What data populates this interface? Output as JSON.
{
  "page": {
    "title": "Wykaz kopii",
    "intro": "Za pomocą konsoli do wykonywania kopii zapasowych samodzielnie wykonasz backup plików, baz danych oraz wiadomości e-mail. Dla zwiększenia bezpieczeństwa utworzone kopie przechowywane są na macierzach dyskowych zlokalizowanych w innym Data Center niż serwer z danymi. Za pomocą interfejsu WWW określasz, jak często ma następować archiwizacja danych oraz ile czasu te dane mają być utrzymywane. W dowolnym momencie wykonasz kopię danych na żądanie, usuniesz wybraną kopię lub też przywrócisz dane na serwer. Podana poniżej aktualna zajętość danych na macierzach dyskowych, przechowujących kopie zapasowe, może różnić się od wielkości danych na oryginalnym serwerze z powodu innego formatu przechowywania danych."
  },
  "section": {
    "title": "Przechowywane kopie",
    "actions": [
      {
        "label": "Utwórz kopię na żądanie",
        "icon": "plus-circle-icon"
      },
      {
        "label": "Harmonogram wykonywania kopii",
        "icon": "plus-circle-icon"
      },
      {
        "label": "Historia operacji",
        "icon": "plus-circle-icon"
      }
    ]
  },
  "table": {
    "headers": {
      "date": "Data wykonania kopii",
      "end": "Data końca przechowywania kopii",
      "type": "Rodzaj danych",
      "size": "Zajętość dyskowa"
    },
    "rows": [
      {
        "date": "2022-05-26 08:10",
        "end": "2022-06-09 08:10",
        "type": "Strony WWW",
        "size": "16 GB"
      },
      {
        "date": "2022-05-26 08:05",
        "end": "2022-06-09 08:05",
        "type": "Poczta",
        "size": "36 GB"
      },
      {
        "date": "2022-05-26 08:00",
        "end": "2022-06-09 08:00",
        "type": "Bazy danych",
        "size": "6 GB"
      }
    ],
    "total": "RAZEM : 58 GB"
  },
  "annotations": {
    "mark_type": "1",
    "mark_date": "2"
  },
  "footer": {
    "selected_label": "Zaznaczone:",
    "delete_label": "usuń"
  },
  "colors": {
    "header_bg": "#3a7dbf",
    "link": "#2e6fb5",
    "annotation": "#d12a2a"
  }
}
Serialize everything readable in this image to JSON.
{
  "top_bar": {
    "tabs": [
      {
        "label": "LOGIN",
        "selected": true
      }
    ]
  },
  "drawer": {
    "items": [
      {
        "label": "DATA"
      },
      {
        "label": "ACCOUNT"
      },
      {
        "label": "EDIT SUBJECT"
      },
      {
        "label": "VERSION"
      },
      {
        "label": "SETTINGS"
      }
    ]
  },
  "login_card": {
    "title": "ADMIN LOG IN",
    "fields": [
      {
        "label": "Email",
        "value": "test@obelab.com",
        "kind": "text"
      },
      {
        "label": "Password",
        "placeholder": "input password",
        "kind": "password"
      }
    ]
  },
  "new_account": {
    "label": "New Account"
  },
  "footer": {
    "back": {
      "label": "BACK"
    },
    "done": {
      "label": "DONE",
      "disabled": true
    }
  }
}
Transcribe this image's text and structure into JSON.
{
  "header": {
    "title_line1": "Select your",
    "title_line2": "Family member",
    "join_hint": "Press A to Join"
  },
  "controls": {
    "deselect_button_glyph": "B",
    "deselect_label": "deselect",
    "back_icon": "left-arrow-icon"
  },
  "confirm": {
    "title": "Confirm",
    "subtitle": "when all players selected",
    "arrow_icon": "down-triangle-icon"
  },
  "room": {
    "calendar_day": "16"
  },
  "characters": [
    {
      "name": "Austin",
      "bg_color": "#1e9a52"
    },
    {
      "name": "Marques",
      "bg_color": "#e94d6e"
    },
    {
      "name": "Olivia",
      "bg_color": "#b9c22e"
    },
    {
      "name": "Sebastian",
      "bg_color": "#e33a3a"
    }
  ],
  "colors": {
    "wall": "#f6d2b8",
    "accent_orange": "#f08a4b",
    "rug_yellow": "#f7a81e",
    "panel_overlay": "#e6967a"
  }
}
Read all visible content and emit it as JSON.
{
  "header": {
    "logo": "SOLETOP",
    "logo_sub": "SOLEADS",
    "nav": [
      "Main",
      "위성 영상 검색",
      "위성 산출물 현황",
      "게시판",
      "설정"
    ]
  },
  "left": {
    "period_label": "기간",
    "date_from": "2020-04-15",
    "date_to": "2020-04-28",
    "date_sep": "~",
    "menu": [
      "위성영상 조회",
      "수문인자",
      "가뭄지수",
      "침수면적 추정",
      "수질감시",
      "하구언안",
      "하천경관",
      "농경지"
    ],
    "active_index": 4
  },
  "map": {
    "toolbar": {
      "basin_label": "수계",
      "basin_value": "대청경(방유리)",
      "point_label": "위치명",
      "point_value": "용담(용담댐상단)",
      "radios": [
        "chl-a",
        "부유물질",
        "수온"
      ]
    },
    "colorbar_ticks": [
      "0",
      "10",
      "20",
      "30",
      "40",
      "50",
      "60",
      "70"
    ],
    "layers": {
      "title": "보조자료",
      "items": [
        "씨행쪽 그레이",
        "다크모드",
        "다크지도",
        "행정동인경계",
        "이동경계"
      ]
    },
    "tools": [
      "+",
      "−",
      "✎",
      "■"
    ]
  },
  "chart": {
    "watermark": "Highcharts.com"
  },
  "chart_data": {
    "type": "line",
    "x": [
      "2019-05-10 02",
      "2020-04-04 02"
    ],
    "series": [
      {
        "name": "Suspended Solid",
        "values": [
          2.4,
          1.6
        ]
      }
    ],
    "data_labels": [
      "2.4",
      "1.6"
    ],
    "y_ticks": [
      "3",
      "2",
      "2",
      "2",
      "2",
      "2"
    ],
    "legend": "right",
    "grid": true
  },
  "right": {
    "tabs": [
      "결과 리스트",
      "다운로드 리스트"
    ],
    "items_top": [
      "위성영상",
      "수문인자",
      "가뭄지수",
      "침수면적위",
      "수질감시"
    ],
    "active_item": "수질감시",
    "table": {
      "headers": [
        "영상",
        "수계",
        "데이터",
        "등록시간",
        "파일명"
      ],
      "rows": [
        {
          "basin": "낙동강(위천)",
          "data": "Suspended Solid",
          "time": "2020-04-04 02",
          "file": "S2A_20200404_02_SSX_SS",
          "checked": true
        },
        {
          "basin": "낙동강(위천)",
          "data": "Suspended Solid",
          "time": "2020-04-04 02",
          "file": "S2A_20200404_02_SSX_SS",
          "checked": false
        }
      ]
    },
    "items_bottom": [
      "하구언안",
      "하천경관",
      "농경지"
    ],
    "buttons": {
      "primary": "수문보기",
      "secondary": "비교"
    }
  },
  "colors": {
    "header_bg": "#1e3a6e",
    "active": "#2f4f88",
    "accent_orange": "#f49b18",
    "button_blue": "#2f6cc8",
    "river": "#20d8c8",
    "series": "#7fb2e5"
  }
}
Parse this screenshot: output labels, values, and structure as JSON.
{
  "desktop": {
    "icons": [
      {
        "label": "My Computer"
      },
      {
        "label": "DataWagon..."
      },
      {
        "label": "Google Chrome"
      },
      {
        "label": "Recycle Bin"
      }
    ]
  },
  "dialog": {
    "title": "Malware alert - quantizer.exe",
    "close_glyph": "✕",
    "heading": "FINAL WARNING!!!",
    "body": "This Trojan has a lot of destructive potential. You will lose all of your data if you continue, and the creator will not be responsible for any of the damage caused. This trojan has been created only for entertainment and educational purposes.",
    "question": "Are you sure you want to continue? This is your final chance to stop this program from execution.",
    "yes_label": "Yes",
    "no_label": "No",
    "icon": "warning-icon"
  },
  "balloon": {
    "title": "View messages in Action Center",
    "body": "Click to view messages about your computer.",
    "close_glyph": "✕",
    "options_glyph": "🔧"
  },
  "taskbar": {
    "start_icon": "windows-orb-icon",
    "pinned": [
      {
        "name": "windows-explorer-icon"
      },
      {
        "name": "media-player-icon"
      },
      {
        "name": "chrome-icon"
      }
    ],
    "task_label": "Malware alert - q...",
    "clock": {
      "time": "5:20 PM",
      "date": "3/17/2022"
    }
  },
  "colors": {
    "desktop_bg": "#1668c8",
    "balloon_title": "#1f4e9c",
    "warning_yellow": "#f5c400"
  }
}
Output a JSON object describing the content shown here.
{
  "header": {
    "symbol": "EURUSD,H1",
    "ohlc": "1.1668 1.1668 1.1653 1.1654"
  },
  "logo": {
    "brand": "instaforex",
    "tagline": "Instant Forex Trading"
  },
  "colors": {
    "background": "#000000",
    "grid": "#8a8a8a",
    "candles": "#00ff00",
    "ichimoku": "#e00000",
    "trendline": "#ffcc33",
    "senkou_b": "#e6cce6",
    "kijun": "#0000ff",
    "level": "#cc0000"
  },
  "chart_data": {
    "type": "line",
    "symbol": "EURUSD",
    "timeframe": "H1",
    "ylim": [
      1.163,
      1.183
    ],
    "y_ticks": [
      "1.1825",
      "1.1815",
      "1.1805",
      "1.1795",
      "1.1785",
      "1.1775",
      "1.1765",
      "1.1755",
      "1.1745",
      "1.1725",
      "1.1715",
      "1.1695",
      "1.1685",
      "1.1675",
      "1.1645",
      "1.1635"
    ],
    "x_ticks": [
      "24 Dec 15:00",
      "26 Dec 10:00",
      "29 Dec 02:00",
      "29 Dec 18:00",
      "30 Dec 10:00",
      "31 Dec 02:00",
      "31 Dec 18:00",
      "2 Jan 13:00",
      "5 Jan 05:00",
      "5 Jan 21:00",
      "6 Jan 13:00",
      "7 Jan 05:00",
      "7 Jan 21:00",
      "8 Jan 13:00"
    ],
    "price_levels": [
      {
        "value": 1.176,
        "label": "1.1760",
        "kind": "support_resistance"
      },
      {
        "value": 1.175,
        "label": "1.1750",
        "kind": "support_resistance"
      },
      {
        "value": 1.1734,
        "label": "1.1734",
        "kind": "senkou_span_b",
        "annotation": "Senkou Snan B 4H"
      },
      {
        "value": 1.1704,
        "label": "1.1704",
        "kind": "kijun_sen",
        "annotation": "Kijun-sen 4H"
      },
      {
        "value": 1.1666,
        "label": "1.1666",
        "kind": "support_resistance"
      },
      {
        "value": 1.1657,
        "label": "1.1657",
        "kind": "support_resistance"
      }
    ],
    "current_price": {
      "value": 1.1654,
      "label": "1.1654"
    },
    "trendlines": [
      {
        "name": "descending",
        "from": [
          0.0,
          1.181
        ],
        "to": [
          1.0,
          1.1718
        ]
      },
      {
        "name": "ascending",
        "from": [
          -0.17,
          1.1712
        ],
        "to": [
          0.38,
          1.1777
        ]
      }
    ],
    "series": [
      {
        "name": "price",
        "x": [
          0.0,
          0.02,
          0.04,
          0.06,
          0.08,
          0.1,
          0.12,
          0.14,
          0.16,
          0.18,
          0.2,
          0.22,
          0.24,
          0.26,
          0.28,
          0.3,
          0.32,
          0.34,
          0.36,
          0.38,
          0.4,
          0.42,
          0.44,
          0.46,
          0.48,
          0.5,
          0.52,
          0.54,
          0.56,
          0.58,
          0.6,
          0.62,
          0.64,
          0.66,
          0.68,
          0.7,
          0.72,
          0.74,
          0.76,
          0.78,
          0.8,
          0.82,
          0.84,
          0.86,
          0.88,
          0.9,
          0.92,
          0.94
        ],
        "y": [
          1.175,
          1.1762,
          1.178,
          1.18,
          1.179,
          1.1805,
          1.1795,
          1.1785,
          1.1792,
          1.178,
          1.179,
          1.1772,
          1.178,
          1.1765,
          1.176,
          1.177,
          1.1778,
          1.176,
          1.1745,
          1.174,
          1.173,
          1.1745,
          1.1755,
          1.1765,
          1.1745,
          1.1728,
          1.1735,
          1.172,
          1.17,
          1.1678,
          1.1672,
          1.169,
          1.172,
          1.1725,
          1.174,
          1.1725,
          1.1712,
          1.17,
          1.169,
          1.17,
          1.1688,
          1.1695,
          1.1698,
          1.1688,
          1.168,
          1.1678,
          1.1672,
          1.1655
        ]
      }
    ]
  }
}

#### The task:
Using the entries above, return each line in which the word "JSON" occurs.

#### Task response:
What data populates this interface? Output as JSON.
Serialize everything readable in this image to JSON.
Transcribe this image's text and structure into JSON.
Read all visible content and emit it as JSON.
Parse this screenshot: output labels, values, and structure as JSON.
Output a JSON object describing the content shown here.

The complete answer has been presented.